⟨

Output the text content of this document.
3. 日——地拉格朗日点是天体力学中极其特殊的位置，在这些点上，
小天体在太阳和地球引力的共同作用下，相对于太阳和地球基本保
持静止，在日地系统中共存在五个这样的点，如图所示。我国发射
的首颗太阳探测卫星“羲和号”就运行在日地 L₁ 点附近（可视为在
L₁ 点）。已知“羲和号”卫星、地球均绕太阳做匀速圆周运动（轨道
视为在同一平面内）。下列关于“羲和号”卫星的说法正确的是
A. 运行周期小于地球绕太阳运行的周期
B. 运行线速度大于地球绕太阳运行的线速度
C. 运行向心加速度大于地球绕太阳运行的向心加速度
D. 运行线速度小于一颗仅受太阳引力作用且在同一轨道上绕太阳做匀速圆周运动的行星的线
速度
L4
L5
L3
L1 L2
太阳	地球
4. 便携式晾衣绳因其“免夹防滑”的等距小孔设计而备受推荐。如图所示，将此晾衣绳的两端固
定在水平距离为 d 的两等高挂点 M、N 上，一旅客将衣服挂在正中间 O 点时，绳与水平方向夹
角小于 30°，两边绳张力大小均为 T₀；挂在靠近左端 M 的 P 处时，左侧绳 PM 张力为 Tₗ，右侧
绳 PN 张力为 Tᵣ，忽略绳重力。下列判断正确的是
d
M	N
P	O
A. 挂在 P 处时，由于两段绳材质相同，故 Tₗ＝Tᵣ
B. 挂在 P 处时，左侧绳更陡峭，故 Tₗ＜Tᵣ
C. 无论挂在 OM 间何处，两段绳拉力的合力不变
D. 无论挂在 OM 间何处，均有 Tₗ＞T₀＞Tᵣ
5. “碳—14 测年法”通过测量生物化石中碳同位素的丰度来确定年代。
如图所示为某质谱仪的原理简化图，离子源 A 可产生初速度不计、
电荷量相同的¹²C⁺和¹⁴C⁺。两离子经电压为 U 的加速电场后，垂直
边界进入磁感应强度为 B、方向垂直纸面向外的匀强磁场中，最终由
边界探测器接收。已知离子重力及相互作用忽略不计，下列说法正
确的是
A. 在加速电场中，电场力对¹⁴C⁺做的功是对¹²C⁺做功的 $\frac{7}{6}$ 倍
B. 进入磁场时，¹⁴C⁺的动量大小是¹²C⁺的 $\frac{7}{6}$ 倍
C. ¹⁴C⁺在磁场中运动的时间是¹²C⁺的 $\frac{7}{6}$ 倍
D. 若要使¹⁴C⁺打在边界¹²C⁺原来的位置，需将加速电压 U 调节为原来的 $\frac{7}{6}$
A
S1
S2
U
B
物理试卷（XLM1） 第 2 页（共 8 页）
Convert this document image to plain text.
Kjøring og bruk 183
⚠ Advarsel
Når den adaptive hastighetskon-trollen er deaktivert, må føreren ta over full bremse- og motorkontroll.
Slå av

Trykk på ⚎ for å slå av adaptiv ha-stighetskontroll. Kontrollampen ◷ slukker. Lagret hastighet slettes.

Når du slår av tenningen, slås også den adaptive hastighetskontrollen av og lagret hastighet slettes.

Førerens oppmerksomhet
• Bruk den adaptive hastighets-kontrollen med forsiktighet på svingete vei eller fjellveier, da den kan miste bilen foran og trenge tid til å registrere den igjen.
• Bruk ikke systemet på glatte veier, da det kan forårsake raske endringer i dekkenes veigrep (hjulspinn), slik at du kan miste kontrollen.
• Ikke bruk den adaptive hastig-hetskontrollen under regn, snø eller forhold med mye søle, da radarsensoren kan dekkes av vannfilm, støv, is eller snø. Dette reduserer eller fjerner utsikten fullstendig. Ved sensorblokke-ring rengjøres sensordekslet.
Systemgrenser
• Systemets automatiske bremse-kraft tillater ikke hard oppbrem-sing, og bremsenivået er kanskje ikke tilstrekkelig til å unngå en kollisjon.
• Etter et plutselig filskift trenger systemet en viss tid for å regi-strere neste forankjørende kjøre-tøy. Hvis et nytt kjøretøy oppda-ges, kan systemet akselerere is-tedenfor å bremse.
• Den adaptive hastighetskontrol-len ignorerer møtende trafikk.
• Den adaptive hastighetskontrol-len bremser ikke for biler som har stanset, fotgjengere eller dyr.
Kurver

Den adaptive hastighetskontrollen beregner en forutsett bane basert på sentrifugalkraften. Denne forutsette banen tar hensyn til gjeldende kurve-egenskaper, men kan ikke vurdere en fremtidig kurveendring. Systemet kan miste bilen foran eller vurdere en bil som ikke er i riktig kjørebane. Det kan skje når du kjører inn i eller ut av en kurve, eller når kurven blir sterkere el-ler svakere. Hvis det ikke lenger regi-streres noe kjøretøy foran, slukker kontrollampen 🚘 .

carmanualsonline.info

⟩

WHAT THE TASK REQUIRES. Reproduce all the records precisely.

REPLY.
Output the text content of this document.
3. 日——地拉格朗日点是天体力学中极其特殊的位置，在这些点上，
小天体在太阳和地球引力的共同作用下，相对于太阳和地球基本保
持静止，在日地系统中共存在五个这样的点，如图所示。我国发射
的首颗太阳探测卫星“羲和号”就运行在日地 L₁ 点附近（可视为在
L₁ 点）。已知“羲和号”卫星、地球均绕太阳做匀速圆周运动（轨道
视为在同一平面内）。下列关于“羲和号”卫星的说法正确的是
A. 运行周期小于地球绕太阳运行的周期
B. 运行线速度大于地球绕太阳运行的线速度
C. 运行向心加速度大于地球绕太阳运行的向心加速度
D. 运行线速度小于一颗仅受太阳引力作用且在同一轨道上绕太阳做匀速圆周运动的行星的线
速度
L4
L5
L3
L1 L2
太阳	地球
4. 便携式晾衣绳因其“免夹防滑”的等距小孔设计而备受推荐。如图所示，将此晾衣绳的两端固
定在水平距离为 d 的两等高挂点 M、N 上，一旅客将衣服挂在正中间 O 点时，绳与水平方向夹
角小于 30°，两边绳张力大小均为 T₀；挂在靠近左端 M 的 P 处时，左侧绳 PM 张力为 Tₗ，右侧
绳 PN 张力为 Tᵣ，忽略绳重力。下列判断正确的是
d
M	N
P	O
A. 挂在 P 处时，由于两段绳材质相同，故 Tₗ＝Tᵣ
B. 挂在 P 处时，左侧绳更陡峭，故 Tₗ＜Tᵣ
C. 无论挂在 OM 间何处，两段绳拉力的合力不变
D. 无论挂在 OM 间何处，均有 Tₗ＞T₀＞Tᵣ
5. “碳—14 测年法”通过测量生物化石中碳同位素的丰度来确定年代。
如图所示为某质谱仪的原理简化图，离子源 A 可产生初速度不计、
电荷量相同的¹²C⁺和¹⁴C⁺。两离子经电压为 U 的加速电场后，垂直
边界进入磁感应强度为 B、方向垂直纸面向外的匀强磁场中，最终由
边界探测器接收。已知离子重力及相互作用忽略不计，下列说法正
确的是
A. 在加速电场中，电场力对¹⁴C⁺做的功是对¹²C⁺做功的 $\frac{7}{6}$ 倍
B. 进入磁场时，¹⁴C⁺的动量大小是¹²C⁺的 $\frac{7}{6}$ 倍
C. ¹⁴C⁺在磁场中运动的时间是¹²C⁺的 $\frac{7}{6}$ 倍
D. 若要使¹⁴C⁺打在边界¹²C⁺原来的位置，需将加速电压 U 调节为原来的 $\frac{7}{6}$
A
S1
S2
U
B
物理试卷（XLM1） 第 2 页（共 8 页）
Convert this document image to plain text.
Kjøring og bruk 183
⚠ Advarsel
Når den adaptive hastighetskon-trollen er deaktivert, må føreren ta over full bremse- og motorkontroll.
Slå av

Trykk på ⚎ for å slå av adaptiv ha-stighetskontroll. Kontrollampen ◷ slukker. Lagret hastighet slettes.

Når du slår av tenningen, slås også den adaptive hastighetskontrollen av og lagret hastighet slettes.

Førerens oppmerksomhet
• Bruk den adaptive hastighets-kontrollen med forsiktighet på svingete vei eller fjellveier, da den kan miste bilen foran og trenge tid til å registrere den igjen.
• Bruk ikke systemet på glatte veier, da det kan forårsake raske endringer i dekkenes veigrep (hjulspinn), slik at du kan miste kontrollen.
• Ikke bruk den adaptive hastig-hetskontrollen under regn, snø eller forhold med mye søle, da radarsensoren kan dekkes av vannfilm, støv, is eller snø. Dette reduserer eller fjerner utsikten fullstendig. Ved sensorblokke-ring rengjøres sensordekslet.
Systemgrenser
• Systemets automatiske bremse-kraft tillater ikke hard oppbrem-sing, og bremsenivået er kanskje ikke tilstrekkelig til å unngå en kollisjon.
• Etter et plutselig filskift trenger systemet en viss tid for å regi-strere neste forankjørende kjøre-tøy. Hvis et nytt kjøretøy oppda-ges, kan systemet akselerere is-tedenfor å bremse.
• Den adaptive hastighetskontrol-len ignorerer møtende trafikk.
• Den adaptive hastighetskontrol-len bremser ikke for biler som har stanset, fotgjengere eller dyr.
Kurver

Den adaptive hastighetskontrollen beregner en forutsett bane basert på sentrifugalkraften. Denne forutsette banen tar hensyn til gjeldende kurve-egenskaper, men kan ikke vurdere en fremtidig kurveendring. Systemet kan miste bilen foran eller vurdere en bil som ikke er i riktig kjørebane. Det kan skje når du kjører inn i eller ut av en kurve, eller når kurven blir sterkere el-ler svakere. Hvis det ikke lenger regi-streres noe kjøretøy foran, slukker kontrollampen 🚘 .

carmanualsonline.info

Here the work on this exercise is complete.